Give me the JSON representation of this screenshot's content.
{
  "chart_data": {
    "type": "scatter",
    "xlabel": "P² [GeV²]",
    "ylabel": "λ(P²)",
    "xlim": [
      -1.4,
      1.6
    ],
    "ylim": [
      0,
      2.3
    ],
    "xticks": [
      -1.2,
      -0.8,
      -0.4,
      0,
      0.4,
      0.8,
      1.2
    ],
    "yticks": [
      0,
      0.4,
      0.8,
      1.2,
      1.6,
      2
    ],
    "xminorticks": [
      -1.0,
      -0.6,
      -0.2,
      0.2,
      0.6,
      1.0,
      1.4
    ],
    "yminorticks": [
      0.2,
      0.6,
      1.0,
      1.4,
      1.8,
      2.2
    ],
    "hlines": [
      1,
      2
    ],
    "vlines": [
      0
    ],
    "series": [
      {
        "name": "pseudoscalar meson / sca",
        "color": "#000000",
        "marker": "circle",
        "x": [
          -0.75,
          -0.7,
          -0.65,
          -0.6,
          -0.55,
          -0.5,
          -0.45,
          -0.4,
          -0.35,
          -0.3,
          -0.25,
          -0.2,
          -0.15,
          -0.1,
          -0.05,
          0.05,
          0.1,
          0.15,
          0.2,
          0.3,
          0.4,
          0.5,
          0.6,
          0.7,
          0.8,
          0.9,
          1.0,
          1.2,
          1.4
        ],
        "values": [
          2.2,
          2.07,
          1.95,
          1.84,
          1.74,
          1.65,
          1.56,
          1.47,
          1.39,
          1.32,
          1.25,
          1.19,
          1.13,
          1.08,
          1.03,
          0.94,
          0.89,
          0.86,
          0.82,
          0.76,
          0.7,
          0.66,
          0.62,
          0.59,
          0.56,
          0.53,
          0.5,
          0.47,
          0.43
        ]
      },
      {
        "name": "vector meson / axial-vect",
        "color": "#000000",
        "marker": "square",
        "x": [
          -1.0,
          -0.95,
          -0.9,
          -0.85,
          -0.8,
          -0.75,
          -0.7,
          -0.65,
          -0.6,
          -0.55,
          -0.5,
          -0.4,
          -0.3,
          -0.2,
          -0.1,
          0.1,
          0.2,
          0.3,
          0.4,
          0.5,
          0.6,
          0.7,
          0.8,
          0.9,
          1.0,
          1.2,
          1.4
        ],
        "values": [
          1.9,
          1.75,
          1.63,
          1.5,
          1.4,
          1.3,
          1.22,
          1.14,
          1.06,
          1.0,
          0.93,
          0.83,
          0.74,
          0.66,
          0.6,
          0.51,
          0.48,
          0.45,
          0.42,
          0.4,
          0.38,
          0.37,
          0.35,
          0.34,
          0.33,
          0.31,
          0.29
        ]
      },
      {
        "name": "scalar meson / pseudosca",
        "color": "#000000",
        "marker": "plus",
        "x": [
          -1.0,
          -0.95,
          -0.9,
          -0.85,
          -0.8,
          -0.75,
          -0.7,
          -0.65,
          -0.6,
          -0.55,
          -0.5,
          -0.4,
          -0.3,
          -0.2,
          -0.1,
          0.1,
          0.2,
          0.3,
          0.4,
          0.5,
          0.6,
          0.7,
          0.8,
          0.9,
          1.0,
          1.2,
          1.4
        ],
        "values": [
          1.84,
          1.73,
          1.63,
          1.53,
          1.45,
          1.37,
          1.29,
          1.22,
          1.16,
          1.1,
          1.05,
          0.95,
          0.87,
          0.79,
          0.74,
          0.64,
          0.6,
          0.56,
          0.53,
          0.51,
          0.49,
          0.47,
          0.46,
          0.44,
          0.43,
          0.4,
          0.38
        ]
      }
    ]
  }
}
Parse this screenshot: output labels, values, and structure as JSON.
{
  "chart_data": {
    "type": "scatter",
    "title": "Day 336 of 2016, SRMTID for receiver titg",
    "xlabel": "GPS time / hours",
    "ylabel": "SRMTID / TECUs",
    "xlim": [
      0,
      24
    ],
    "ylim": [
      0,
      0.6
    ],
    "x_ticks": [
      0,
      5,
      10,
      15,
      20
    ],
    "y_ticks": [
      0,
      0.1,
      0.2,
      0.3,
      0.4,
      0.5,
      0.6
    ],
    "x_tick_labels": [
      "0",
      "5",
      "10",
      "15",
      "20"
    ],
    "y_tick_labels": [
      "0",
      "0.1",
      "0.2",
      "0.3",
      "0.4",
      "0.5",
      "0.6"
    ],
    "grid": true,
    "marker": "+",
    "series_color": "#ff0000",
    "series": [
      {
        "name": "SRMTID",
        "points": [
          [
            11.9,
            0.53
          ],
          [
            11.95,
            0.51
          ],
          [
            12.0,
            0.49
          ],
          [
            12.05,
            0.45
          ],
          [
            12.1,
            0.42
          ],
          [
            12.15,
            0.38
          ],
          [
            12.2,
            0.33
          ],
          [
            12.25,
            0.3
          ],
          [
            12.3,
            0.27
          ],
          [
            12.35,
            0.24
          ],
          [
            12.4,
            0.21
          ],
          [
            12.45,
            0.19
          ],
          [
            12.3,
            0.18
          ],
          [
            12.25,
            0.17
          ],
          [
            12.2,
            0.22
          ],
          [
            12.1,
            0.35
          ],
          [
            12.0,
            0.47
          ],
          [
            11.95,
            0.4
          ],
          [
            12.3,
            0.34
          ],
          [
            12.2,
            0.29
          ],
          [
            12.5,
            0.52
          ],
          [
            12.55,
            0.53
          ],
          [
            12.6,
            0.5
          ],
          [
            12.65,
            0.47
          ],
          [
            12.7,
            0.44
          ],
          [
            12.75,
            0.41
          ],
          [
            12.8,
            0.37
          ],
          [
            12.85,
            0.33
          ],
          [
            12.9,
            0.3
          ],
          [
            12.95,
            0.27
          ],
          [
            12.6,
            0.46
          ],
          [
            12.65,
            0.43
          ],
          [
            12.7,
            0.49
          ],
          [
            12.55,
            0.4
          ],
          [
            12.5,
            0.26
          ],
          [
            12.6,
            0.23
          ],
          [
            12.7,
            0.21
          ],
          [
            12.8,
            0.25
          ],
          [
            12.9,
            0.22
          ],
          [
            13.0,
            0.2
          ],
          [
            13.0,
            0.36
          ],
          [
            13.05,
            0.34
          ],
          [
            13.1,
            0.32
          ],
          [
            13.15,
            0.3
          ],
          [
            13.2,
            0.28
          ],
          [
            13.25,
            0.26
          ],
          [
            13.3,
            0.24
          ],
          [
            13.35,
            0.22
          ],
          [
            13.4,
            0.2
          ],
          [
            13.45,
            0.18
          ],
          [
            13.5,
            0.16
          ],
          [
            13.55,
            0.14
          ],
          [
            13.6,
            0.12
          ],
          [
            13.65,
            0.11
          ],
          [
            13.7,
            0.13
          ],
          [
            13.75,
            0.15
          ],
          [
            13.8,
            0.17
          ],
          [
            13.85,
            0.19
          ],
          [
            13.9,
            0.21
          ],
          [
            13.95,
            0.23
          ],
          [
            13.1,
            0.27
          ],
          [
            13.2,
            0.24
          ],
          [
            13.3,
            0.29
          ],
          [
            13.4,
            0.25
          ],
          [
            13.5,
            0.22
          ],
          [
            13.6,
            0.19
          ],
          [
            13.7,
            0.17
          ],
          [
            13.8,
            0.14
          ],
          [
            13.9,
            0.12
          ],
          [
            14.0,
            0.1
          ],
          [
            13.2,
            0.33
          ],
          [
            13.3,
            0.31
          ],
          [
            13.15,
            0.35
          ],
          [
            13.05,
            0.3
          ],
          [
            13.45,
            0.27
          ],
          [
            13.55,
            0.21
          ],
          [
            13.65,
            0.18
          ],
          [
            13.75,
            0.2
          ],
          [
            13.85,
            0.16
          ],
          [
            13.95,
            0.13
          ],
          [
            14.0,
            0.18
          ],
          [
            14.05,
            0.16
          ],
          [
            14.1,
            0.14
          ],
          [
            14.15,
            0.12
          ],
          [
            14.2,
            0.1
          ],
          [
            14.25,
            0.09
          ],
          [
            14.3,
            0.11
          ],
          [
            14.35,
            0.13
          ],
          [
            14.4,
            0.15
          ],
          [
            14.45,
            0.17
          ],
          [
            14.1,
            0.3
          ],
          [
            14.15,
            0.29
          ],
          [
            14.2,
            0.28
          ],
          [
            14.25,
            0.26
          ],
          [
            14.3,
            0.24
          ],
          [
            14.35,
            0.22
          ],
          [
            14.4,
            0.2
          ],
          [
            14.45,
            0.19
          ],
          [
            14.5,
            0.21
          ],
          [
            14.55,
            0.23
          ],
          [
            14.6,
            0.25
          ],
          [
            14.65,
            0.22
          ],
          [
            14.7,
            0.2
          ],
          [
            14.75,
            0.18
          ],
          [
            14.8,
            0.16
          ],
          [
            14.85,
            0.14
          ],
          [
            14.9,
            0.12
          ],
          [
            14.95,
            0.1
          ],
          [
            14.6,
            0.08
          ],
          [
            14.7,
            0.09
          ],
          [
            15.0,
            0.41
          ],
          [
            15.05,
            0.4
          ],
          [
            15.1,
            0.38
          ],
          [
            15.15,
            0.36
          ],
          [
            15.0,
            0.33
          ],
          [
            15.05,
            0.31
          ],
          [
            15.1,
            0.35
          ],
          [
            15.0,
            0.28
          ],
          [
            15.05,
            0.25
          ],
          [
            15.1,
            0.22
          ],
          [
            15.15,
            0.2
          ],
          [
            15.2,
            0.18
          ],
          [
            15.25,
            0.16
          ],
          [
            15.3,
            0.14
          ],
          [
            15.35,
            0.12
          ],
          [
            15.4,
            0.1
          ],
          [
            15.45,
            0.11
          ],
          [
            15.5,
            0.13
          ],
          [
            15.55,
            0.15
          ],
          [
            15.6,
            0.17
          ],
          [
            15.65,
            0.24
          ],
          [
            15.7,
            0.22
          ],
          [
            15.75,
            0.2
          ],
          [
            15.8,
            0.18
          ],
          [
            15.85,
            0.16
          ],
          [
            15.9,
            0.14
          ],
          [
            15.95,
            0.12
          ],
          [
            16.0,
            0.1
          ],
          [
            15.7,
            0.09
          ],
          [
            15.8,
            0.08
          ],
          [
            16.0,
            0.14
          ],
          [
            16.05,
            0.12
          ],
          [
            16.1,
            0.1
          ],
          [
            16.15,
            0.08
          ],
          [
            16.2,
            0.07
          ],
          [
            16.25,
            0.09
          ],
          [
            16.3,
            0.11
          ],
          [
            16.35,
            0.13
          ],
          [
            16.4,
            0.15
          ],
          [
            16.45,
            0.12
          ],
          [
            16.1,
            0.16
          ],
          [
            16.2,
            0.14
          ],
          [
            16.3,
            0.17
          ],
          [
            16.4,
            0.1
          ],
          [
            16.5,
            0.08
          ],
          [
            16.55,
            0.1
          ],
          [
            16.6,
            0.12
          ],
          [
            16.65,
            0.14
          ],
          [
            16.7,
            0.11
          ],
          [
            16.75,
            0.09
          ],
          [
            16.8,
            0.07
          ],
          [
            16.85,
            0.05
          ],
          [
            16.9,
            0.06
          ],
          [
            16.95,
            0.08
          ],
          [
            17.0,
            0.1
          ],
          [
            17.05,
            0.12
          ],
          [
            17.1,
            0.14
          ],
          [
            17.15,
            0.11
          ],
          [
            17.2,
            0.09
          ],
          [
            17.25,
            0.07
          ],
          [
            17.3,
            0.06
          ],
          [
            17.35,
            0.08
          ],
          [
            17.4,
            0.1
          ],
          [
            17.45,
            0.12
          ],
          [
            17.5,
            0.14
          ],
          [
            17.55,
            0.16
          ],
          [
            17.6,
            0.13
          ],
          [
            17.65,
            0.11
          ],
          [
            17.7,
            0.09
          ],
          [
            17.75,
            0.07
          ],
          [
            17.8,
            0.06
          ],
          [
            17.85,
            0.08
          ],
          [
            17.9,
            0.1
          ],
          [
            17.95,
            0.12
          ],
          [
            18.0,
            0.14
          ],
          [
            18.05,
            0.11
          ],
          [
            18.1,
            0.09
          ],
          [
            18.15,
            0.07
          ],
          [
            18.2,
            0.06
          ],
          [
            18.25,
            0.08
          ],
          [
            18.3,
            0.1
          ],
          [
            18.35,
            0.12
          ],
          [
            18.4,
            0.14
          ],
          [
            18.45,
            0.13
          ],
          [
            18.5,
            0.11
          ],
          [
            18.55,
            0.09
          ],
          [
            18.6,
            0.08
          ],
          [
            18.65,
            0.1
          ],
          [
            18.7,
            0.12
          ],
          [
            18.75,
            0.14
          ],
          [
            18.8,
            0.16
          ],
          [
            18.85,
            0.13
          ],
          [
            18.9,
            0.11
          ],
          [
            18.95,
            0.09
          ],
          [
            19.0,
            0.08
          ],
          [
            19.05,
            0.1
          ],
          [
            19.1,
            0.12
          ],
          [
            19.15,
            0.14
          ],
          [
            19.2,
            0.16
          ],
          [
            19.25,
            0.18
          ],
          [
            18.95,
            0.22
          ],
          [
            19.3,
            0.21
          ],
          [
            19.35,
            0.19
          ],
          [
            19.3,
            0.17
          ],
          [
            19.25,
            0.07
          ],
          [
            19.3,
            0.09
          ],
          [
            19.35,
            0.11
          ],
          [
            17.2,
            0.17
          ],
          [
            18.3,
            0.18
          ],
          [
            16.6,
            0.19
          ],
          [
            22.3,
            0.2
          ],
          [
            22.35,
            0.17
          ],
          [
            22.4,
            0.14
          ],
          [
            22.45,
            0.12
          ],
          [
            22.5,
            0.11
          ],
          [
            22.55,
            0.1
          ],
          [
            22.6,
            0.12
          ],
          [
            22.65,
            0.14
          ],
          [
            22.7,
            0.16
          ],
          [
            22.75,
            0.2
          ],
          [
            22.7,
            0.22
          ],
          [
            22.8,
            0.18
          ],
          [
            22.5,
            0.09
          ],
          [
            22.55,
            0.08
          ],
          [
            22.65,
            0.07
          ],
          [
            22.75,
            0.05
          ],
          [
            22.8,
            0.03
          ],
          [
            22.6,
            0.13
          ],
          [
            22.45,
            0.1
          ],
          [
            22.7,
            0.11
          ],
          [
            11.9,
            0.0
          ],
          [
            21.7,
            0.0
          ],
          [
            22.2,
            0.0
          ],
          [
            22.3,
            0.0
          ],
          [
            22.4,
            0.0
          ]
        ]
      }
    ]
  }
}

====================

Exercise goal: Among the records above, how many lines carry the string "xlabel"? Reply with the number alone.

Exercise solution: 2